------ Records ------

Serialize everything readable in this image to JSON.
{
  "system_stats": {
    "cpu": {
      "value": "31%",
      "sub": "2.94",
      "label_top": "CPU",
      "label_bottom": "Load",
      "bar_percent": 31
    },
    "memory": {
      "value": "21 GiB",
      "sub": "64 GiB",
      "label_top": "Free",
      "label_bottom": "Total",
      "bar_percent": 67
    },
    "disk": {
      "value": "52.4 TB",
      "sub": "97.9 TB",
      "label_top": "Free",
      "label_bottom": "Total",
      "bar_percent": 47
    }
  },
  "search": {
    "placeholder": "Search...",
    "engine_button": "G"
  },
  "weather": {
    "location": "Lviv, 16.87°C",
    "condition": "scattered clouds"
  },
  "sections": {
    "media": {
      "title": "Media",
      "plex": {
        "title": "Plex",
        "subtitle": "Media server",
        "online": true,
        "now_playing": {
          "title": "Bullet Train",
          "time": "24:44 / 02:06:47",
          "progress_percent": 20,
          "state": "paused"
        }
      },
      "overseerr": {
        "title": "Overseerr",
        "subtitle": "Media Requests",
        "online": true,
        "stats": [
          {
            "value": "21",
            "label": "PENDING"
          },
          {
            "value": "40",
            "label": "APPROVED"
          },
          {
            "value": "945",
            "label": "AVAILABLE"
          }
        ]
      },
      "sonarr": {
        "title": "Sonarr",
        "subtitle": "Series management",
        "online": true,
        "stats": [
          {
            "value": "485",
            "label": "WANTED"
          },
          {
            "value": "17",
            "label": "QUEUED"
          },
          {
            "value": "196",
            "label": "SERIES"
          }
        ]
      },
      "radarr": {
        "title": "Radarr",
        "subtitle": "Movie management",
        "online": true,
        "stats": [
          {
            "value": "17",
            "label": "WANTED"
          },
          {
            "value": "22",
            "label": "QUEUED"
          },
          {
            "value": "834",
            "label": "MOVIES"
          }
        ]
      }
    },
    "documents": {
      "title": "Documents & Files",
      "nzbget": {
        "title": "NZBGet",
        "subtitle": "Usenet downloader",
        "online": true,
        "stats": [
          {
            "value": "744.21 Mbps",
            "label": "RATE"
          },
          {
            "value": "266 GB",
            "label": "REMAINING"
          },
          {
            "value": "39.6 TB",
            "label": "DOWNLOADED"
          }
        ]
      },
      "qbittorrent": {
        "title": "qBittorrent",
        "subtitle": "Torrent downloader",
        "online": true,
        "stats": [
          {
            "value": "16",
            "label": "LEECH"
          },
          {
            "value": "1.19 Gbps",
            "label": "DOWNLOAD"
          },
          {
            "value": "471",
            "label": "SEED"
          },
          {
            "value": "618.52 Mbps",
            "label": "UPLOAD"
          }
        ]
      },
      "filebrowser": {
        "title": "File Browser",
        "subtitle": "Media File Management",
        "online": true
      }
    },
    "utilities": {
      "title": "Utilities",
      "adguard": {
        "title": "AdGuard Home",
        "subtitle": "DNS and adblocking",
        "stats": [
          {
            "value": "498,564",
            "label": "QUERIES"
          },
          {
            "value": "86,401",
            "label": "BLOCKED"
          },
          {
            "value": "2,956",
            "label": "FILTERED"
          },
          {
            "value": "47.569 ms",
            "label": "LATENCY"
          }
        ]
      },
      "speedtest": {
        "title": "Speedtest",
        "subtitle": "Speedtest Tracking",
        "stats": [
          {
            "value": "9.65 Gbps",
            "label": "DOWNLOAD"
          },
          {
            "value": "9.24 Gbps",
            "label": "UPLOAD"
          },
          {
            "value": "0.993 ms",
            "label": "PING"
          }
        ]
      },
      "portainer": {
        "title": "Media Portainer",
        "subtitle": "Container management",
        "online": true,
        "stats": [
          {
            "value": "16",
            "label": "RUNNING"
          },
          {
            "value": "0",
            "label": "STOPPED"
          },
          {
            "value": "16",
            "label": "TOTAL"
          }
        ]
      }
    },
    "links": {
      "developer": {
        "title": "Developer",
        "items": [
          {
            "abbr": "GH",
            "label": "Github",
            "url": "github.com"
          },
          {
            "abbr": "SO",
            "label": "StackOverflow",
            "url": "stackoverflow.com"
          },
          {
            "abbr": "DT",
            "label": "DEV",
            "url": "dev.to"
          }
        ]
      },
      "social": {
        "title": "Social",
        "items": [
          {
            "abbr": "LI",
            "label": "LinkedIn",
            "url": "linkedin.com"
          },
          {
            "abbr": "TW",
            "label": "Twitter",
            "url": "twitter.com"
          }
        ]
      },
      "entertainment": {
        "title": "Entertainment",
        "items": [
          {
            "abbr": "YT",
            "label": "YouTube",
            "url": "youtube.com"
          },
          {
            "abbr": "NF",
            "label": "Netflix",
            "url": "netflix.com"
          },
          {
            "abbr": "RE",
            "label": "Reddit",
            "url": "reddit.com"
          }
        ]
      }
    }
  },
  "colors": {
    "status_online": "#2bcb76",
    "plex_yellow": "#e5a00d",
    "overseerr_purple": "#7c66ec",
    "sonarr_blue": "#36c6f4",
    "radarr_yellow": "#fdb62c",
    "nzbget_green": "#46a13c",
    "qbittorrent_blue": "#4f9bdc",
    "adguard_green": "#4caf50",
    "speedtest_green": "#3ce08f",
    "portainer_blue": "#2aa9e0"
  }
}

------

▶ _What you need to do_: Please repeat the listing above in full and exactly.

▶ _Answer to the task_:
Serialize everything readable in this image to JSON.
{
  "system_stats": {
    "cpu": {
      "value": "31%",
      "sub": "2.94",
      "label_top": "CPU",
      "label_bottom": "Load",
      "bar_percent": 31
    },
    "memory": {
      "value": "21 GiB",
      "sub": "64 GiB",
      "label_top": "Free",
      "label_bottom": "Total",
      "bar_percent": 67
    },
    "disk": {
      "value": "52.4 TB",
      "sub": "97.9 TB",
      "label_top": "Free",
      "label_bottom": "Total",
      "bar_percent": 47
    }
  },
  "search": {
    "placeholder": "Search...",
    "engine_button": "G"
  },
  "weather": {
    "location": "Lviv, 16.87°C",
    "condition": "scattered clouds"
  },
  "sections": {
    "media": {
      "title": "Media",
      "plex": {
        "title": "Plex",
        "subtitle": "Media server",
        "online": true,
        "now_playing": {
          "title": "Bullet Train",
          "time": "24:44 / 02:06:47",
          "progress_percent": 20,
          "state": "paused"
        }
      },
      "overseerr": {
        "title": "Overseerr",
        "subtitle": "Media Requests",
        "online": true,
        "stats": [
          {
            "value": "21",
            "label": "PENDING"
          },
          {
            "value": "40",
            "label": "APPROVED"
          },
          {
            "value": "945",
            "label": "AVAILABLE"
          }
        ]
      },
      "sonarr": {
        "title": "Sonarr",
        "subtitle": "Series management",
        "online": true,
        "stats": [
          {
            "value": "485",
            "label": "WANTED"
          },
          {
            "value": "17",
            "label": "QUEUED"
          },
          {
            "value": "196",
            "label": "SERIES"
          }
        ]
      },
      "radarr": {
        "title": "Radarr",
        "subtitle": "Movie management",
        "online": true,
        "stats": [
          {
            "value": "17",
            "label": "WANTED"
          },
          {
            "value": "22",
            "label": "QUEUED"
          },
          {
            "value": "834",
            "label": "MOVIES"
          }
        ]
      }
    },
    "documents": {
      "title": "Documents & Files",
      "nzbget": {
        "title": "NZBGet",
        "subtitle": "Usenet downloader",
        "online": true,
        "stats": [
          {
            "value": "744.21 Mbps",
            "label": "RATE"
          },
          {
            "value": "266 GB",
            "label": "REMAINING"
          },
          {
            "value": "39.6 TB",
            "label": "DOWNLOADED"
          }
        ]
      },
      "qbittorrent": {
        "title": "qBittorrent",
        "subtitle": "Torrent downloader",
        "online": true,
        "stats": [
          {
            "value": "16",
            "label": "LEECH"
          },
          {
            "value": "1.19 Gbps",
            "label": "DOWNLOAD"
          },
          {
            "value": "471",
            "label": "SEED"
          },
          {
            "value": "618.52 Mbps",
            "label": "UPLOAD"
          }
        ]
      },
      "filebrowser": {
        "title": "File Browser",
        "subtitle": "Media File Management",
        "online": true
      }
    },
    "utilities": {
      "title": "Utilities",
      "adguard": {
        "title": "AdGuard Home",
        "subtitle": "DNS and adblocking",
        "stats": [
          {
            "value": "498,564",
            "label": "QUERIES"
          },
          {
            "value": "86,401",
            "label": "BLOCKED"
          },
          {
            "value": "2,956",
            "label": "FILTERED"
          },
          {
            "value": "47.569 ms",
            "label": "LATENCY"
          }
        ]
      },
      "speedtest": {
        "title": "Speedtest",
        "subtitle": "Speedtest Tracking",
        "stats": [
          {
            "value": "9.65 Gbps",
            "label": "DOWNLOAD"
          },
          {
            "value": "9.24 Gbps",
            "label": "UPLOAD"
          },
          {
            "value": "0.993 ms",
            "label": "PING"
          }
        ]
      },
      "portainer": {
        "title": "Media Portainer",
        "subtitle": "Container management",
        "online": true,
        "stats": [
          {
            "value": "16",
            "label": "RUNNING"
          },
          {
            "value": "0",
            "label": "STOPPED"
          },
          {
            "value": "16",
            "label": "TOTAL"
          }
        ]
      }
    },
    "links": {
      "developer": {
        "title": "Developer",
        "items": [
          {
            "abbr": "GH",
            "label": "Github",
            "url": "github.com"
          },
          {
            "abbr": "SO",
            "label": "StackOverflow",
            "url": "stackoverflow.com"
          },
          {
            "abbr": "DT",
            "label": "DEV",
            "url": "dev.to"
          }
        ]
      },
      "social": {
        "title": "Social",
        "items": [
          {
            "abbr": "LI",
            "label": "LinkedIn",
            "url": "linkedin.com"
          },
          {
            "abbr": "TW",
            "label": "Twitter",
            "url": "twitter.com"
          }
        ]
      },
      "entertainment": {
        "title": "Entertainment",
        "items": [
          {
            "abbr": "YT",
            "label": "YouTube",
            "url": "youtube.com"
          },
          {
            "abbr": "NF",
            "label": "Netflix",
            "url": "netflix.com"
          },
          {
            "abbr": "RE",
            "label": "Reddit",
            "url": "reddit.com"
          }
        ]
      }
    }
  },
  "colors": {
    "status_online": "#2bcb76",
    "plex_yellow": "#e5a00d",
    "overseerr_purple": "#7c66ec",
    "sonarr_blue": "#36c6f4",
    "radarr_yellow": "#fdb62c",
    "nzbget_green": "#46a13c",
    "qbittorrent_blue": "#4f9bdc",
    "adguard_green": "#4caf50",
    "speedtest_green": "#3ce08f",
    "portainer_blue": "#2aa9e0"
  }
}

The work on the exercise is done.